* **STATED TASK**: Omit every picture, then give all the entries again exactly.

* **Rows from a figure dataset**:
————

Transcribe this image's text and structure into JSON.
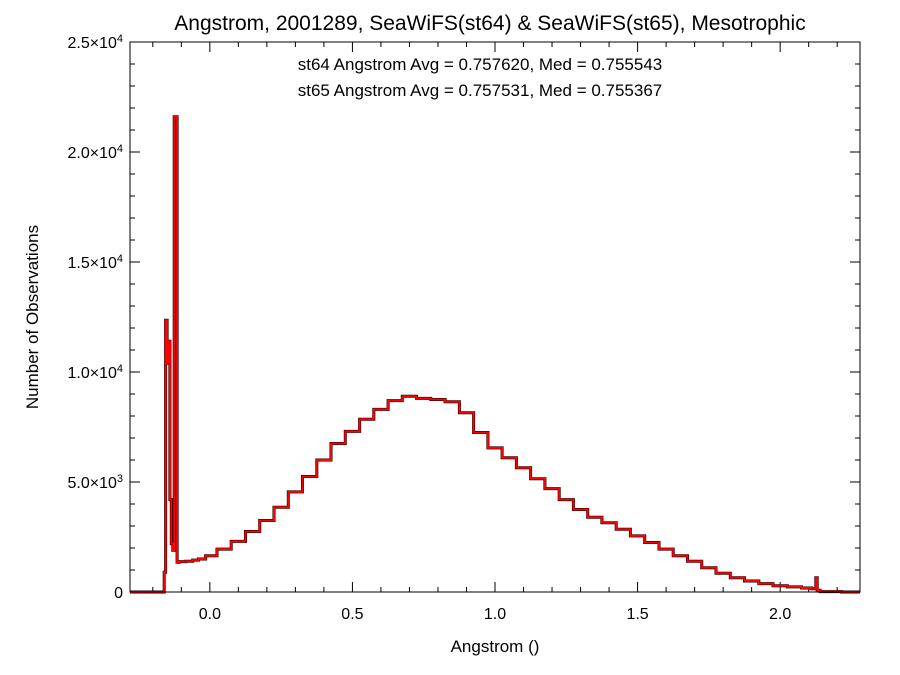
{
  "chart_data": {
    "type": "line",
    "title": "Angstrom, 2001289, SeaWiFS(st64) & SeaWiFS(st65), Mesotrophic",
    "xlabel": "Angstrom ()",
    "ylabel": "Number of Observations",
    "xlim": [
      -0.28,
      2.28
    ],
    "ylim": [
      0,
      25000
    ],
    "grid": false,
    "x_ticks": [
      {
        "value": 0.0,
        "label": "0.0"
      },
      {
        "value": 0.5,
        "label": "0.5"
      },
      {
        "value": 1.0,
        "label": "1.0"
      },
      {
        "value": 1.5,
        "label": "1.5"
      },
      {
        "value": 2.0,
        "label": "2.0"
      }
    ],
    "y_ticks": [
      {
        "value": 0,
        "mant": "0",
        "exp": ""
      },
      {
        "value": 5000,
        "mant": "5.0×10",
        "exp": "3"
      },
      {
        "value": 10000,
        "mant": "1.0×10",
        "exp": "4"
      },
      {
        "value": 15000,
        "mant": "1.5×10",
        "exp": "4"
      },
      {
        "value": 20000,
        "mant": "2.0×10",
        "exp": "4"
      },
      {
        "value": 25000,
        "mant": "2.5×10",
        "exp": "4"
      }
    ],
    "annotations": [
      {
        "text": "st64 Angstrom Avg = 0.757620, Med = 0.755543",
        "color": "#000000"
      },
      {
        "text": "st65 Angstrom Avg = 0.757531, Med = 0.755367",
        "color": "#ff0000"
      }
    ],
    "series": [
      {
        "color": "#000000",
        "points": [
          [
            -0.28,
            0
          ],
          [
            -0.16,
            0
          ],
          [
            -0.16,
            900
          ],
          [
            -0.155,
            900
          ],
          [
            -0.155,
            12350
          ],
          [
            -0.15,
            12350
          ],
          [
            -0.15,
            10400
          ],
          [
            -0.145,
            10400
          ],
          [
            -0.145,
            11400
          ],
          [
            -0.14,
            11400
          ],
          [
            -0.14,
            4200
          ],
          [
            -0.135,
            4200
          ],
          [
            -0.135,
            2200
          ],
          [
            -0.13,
            2200
          ],
          [
            -0.13,
            1900
          ],
          [
            -0.125,
            1900
          ],
          [
            -0.125,
            21600
          ],
          [
            -0.115,
            21600
          ],
          [
            -0.115,
            1350
          ],
          [
            -0.1,
            1380
          ],
          [
            -0.07,
            1400
          ],
          [
            -0.05,
            1450
          ],
          [
            -0.03,
            1500
          ],
          [
            0.0,
            1650
          ],
          [
            0.05,
            1950
          ],
          [
            0.1,
            2300
          ],
          [
            0.15,
            2750
          ],
          [
            0.2,
            3250
          ],
          [
            0.25,
            3850
          ],
          [
            0.3,
            4550
          ],
          [
            0.35,
            5250
          ],
          [
            0.4,
            6000
          ],
          [
            0.45,
            6750
          ],
          [
            0.5,
            7300
          ],
          [
            0.55,
            7850
          ],
          [
            0.6,
            8300
          ],
          [
            0.65,
            8700
          ],
          [
            0.7,
            8900
          ],
          [
            0.75,
            8800
          ],
          [
            0.8,
            8750
          ],
          [
            0.85,
            8650
          ],
          [
            0.9,
            8150
          ],
          [
            0.95,
            7250
          ],
          [
            1.0,
            6550
          ],
          [
            1.05,
            6100
          ],
          [
            1.1,
            5650
          ],
          [
            1.15,
            5150
          ],
          [
            1.2,
            4700
          ],
          [
            1.25,
            4200
          ],
          [
            1.3,
            3750
          ],
          [
            1.35,
            3400
          ],
          [
            1.4,
            3150
          ],
          [
            1.45,
            2850
          ],
          [
            1.5,
            2550
          ],
          [
            1.55,
            2250
          ],
          [
            1.6,
            1950
          ],
          [
            1.65,
            1650
          ],
          [
            1.7,
            1400
          ],
          [
            1.75,
            1100
          ],
          [
            1.8,
            850
          ],
          [
            1.85,
            650
          ],
          [
            1.9,
            500
          ],
          [
            1.95,
            380
          ],
          [
            2.0,
            280
          ],
          [
            2.05,
            230
          ],
          [
            2.1,
            180
          ],
          [
            2.12,
            150
          ],
          [
            2.125,
            150
          ],
          [
            2.125,
            650
          ],
          [
            2.13,
            650
          ],
          [
            2.13,
            80
          ],
          [
            2.15,
            20
          ],
          [
            2.28,
            0
          ]
        ]
      },
      {
        "color": "#ff0000",
        "points": [
          [
            -0.28,
            0
          ],
          [
            -0.16,
            0
          ],
          [
            -0.16,
            900
          ],
          [
            -0.155,
            900
          ],
          [
            -0.155,
            12350
          ],
          [
            -0.15,
            12350
          ],
          [
            -0.15,
            10400
          ],
          [
            -0.145,
            10400
          ],
          [
            -0.145,
            11400
          ],
          [
            -0.14,
            11400
          ],
          [
            -0.14,
            4200
          ],
          [
            -0.135,
            4200
          ],
          [
            -0.135,
            2200
          ],
          [
            -0.13,
            2200
          ],
          [
            -0.13,
            1900
          ],
          [
            -0.125,
            1900
          ],
          [
            -0.125,
            21600
          ],
          [
            -0.115,
            21600
          ],
          [
            -0.115,
            1350
          ],
          [
            -0.1,
            1380
          ],
          [
            -0.07,
            1400
          ],
          [
            -0.05,
            1450
          ],
          [
            -0.03,
            1500
          ],
          [
            0.0,
            1650
          ],
          [
            0.05,
            1950
          ],
          [
            0.1,
            2300
          ],
          [
            0.15,
            2750
          ],
          [
            0.2,
            3250
          ],
          [
            0.25,
            3850
          ],
          [
            0.3,
            4550
          ],
          [
            0.35,
            5250
          ],
          [
            0.4,
            6000
          ],
          [
            0.45,
            6750
          ],
          [
            0.5,
            7300
          ],
          [
            0.55,
            7850
          ],
          [
            0.6,
            8300
          ],
          [
            0.65,
            8700
          ],
          [
            0.7,
            8900
          ],
          [
            0.75,
            8800
          ],
          [
            0.8,
            8750
          ],
          [
            0.85,
            8650
          ],
          [
            0.9,
            8150
          ],
          [
            0.95,
            7250
          ],
          [
            1.0,
            6550
          ],
          [
            1.05,
            6100
          ],
          [
            1.1,
            5650
          ],
          [
            1.15,
            5150
          ],
          [
            1.2,
            4700
          ],
          [
            1.25,
            4200
          ],
          [
            1.3,
            3750
          ],
          [
            1.35,
            3400
          ],
          [
            1.4,
            3150
          ],
          [
            1.45,
            2850
          ],
          [
            1.5,
            2550
          ],
          [
            1.55,
            2250
          ],
          [
            1.6,
            1950
          ],
          [
            1.65,
            1650
          ],
          [
            1.7,
            1400
          ],
          [
            1.75,
            1100
          ],
          [
            1.8,
            850
          ],
          [
            1.85,
            650
          ],
          [
            1.9,
            500
          ],
          [
            1.95,
            380
          ],
          [
            2.0,
            280
          ],
          [
            2.05,
            230
          ],
          [
            2.1,
            180
          ],
          [
            2.12,
            150
          ],
          [
            2.125,
            150
          ],
          [
            2.125,
            650
          ],
          [
            2.13,
            650
          ],
          [
            2.13,
            80
          ],
          [
            2.15,
            20
          ],
          [
            2.28,
            0
          ]
        ]
      }
    ]
  }
}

————

* **SOLUTION FOR THIS PROBLEM**:
Transcribe this image's text and structure into JSON.
{
  "chart_data": {
    "type": "line",
    "title": "Angstrom, 2001289, SeaWiFS(st64) & SeaWiFS(st65), Mesotrophic",
    "xlabel": "Angstrom ()",
    "ylabel": "Number of Observations",
    "xlim": [
      -0.28,
      2.28
    ],
    "ylim": [
      0,
      25000
    ],
    "grid": false,
    "x_ticks": [
      {
        "value": 0.0,
        "label": "0.0"
      },
      {
        "value": 0.5,
        "label": "0.5"
      },
      {
        "value": 1.0,
        "label": "1.0"
      },
      {
        "value": 1.5,
        "label": "1.5"
      },
      {
        "value": 2.0,
        "label": "2.0"
      }
    ],
    "y_ticks": [
      {
        "value": 0,
        "mant": "0",
        "exp": ""
      },
      {
        "value": 5000,
        "mant": "5.0×10",
        "exp": "3"
      },
      {
        "value": 10000,
        "mant": "1.0×10",
        "exp": "4"
      },
      {
        "value": 15000,
        "mant": "1.5×10",
        "exp": "4"
      },
      {
        "value": 20000,
        "mant": "2.0×10",
        "exp": "4"
      },
      {
        "value": 25000,
        "mant": "2.5×10",
        "exp": "4"
      }
    ],
    "annotations": [
      {
        "text": "st64 Angstrom Avg = 0.757620, Med = 0.755543",
        "color": "#000000"
      },
      {
        "text": "st65 Angstrom Avg = 0.757531, Med = 0.755367",
        "color": "#ff0000"
      }
    ],
    "series": [
      {
        "color": "#000000",
        "points": [
          [
            -0.28,
            0
          ],
          [
            -0.16,
            0
          ],
          [
            -0.16,
            900
          ],
          [
            -0.155,
            900
          ],
          [
            -0.155,
            12350
          ],
          [
            -0.15,
            12350
          ],
          [
            -0.15,
            10400
          ],
          [
            -0.145,
            10400
          ],
          [
            -0.145,
            11400
          ],
          [
            -0.14,
            11400
          ],
          [
            -0.14,
            4200
          ],
          [
            -0.135,
            4200
          ],
          [
            -0.135,
            2200
          ],
          [
            -0.13,
            2200
          ],
          [
            -0.13,
            1900
          ],
          [
            -0.125,
            1900
          ],
          [
            -0.125,
            21600
          ],
          [
            -0.115,
            21600
          ],
          [
            -0.115,
            1350
          ],
          [
            -0.1,
            1380
          ],
          [
            -0.07,
            1400
          ],
          [
            -0.05,
            1450
          ],
          [
            -0.03,
            1500
          ],
          [
            0.0,
            1650
          ],
          [
            0.05,
            1950
          ],
          [
            0.1,
            2300
          ],
          [
            0.15,
            2750
          ],
          [
            0.2,
            3250
          ],
          [
            0.25,
            3850
          ],
          [
            0.3,
            4550
          ],
          [
            0.35,
            5250
          ],
          [
            0.4,
            6000
          ],
          [
            0.45,
            6750
          ],
          [
            0.5,
            7300
          ],
          [
            0.55,
            7850
          ],
          [
            0.6,
            8300
          ],
          [
            0.65,
            8700
          ],
          [
            0.7,
            8900
          ],
          [
            0.75,
            8800
          ],
          [
            0.8,
            8750
          ],
          [
            0.85,
            8650
          ],
          [
            0.9,
            8150
          ],
          [
            0.95,
            7250
          ],
          [
            1.0,
            6550
          ],
          [
            1.05,
            6100
          ],
          [
            1.1,
            5650
          ],
          [
            1.15,
            5150
          ],
          [
            1.2,
            4700
          ],
          [
            1.25,
            4200
          ],
          [
            1.3,
            3750
          ],
          [
            1.35,
            3400
          ],
          [
            1.4,
            3150
          ],
          [
            1.45,
            2850
          ],
          [
            1.5,
            2550
          ],
          [
            1.55,
            2250
          ],
          [
            1.6,
            1950
          ],
          [
            1.65,
            1650
          ],
          [
            1.7,
            1400
          ],
          [
            1.75,
            1100
          ],
          [
            1.8,
            850
          ],
          [
            1.85,
            650
          ],
          [
            1.9,
            500
          ],
          [
            1.95,
            380
          ],
          [
            2.0,
            280
          ],
          [
            2.05,
            230
          ],
          [
            2.1,
            180
          ],
          [
            2.12,
            150
          ],
          [
            2.125,
            150
          ],
          [
            2.125,
            650
          ],
          [
            2.13,
            650
          ],
          [
            2.13,
            80
          ],
          [
            2.15,
            20
          ],
          [
            2.28,
            0
          ]
        ]
      },
      {
        "color": "#ff0000",
        "points": [
          [
            -0.28,
            0
          ],
          [
            -0.16,
            0
          ],
          [
            -0.16,
            900
          ],
          [
            -0.155,
            900
          ],
          [
            -0.155,
            12350
          ],
          [
            -0.15,
            12350
          ],
          [
            -0.15,
            10400
          ],
          [
            -0.145,
            10400
          ],
          [
            -0.145,
            11400
          ],
          [
            -0.14,
            11400
          ],
          [
            -0.14,
            4200
          ],
          [
            -0.135,
            4200
          ],
          [
            -0.135,
            2200
          ],
          [
            -0.13,
            2200
          ],
          [
            -0.13,
            1900
          ],
          [
            -0.125,
            1900
          ],
          [
            -0.125,
            21600
          ],
          [
            -0.115,
            21600
          ],
          [
            -0.115,
            1350
          ],
          [
            -0.1,
            1380
          ],
          [
            -0.07,
            1400
          ],
          [
            -0.05,
            1450
          ],
          [
            -0.03,
            1500
          ],
          [
            0.0,
            1650
          ],
          [
            0.05,
            1950
          ],
          [
            0.1,
            2300
          ],
          [
            0.15,
            2750
          ],
          [
            0.2,
            3250
          ],
          [
            0.25,
            3850
          ],
          [
            0.3,
            4550
          ],
          [
            0.35,
            5250
          ],
          [
            0.4,
            6000
          ],
          [
            0.45,
            6750
          ],
          [
            0.5,
            7300
          ],
          [
            0.55,
            7850
          ],
          [
            0.6,
            8300
          ],
          [
            0.65,
            8700
          ],
          [
            0.7,
            8900
          ],
          [
            0.75,
            8800
          ],
          [
            0.8,
            8750
          ],
          [
            0.85,
            8650
          ],
          [
            0.9,
            8150
          ],
          [
            0.95,
            7250
          ],
          [
            1.0,
            6550
          ],
          [
            1.05,
            6100
          ],
          [
            1.1,
            5650
          ],
          [
            1.15,
            5150
          ],
          [
            1.2,
            4700
          ],
          [
            1.25,
            4200
          ],
          [
            1.3,
            3750
          ],
          [
            1.35,
            3400
          ],
          [
            1.4,
            3150
          ],
          [
            1.45,
            2850
          ],
          [
            1.5,
            2550
          ],
          [
            1.55,
            2250
          ],
          [
            1.6,
            1950
          ],
          [
            1.65,
            1650
          ],
          [
            1.7,
            1400
          ],
          [
            1.75,
            1100
          ],
          [
            1.8,
            850
          ],
          [
            1.85,
            650
          ],
          [
            1.9,
            500
          ],
          [
            1.95,
            380
          ],
          [
            2.0,
            280
          ],
          [
            2.05,
            230
          ],
          [
            2.1,
            180
          ],
          [
            2.12,
            150
          ],
          [
            2.125,
            150
          ],
          [
            2.125,
            650
          ],
          [
            2.13,
            650
          ],
          [
            2.13,
            80
          ],
          [
            2.15,
            20
          ],
          [
            2.28,
            0
          ]
        ]
      }
    ]
  }
}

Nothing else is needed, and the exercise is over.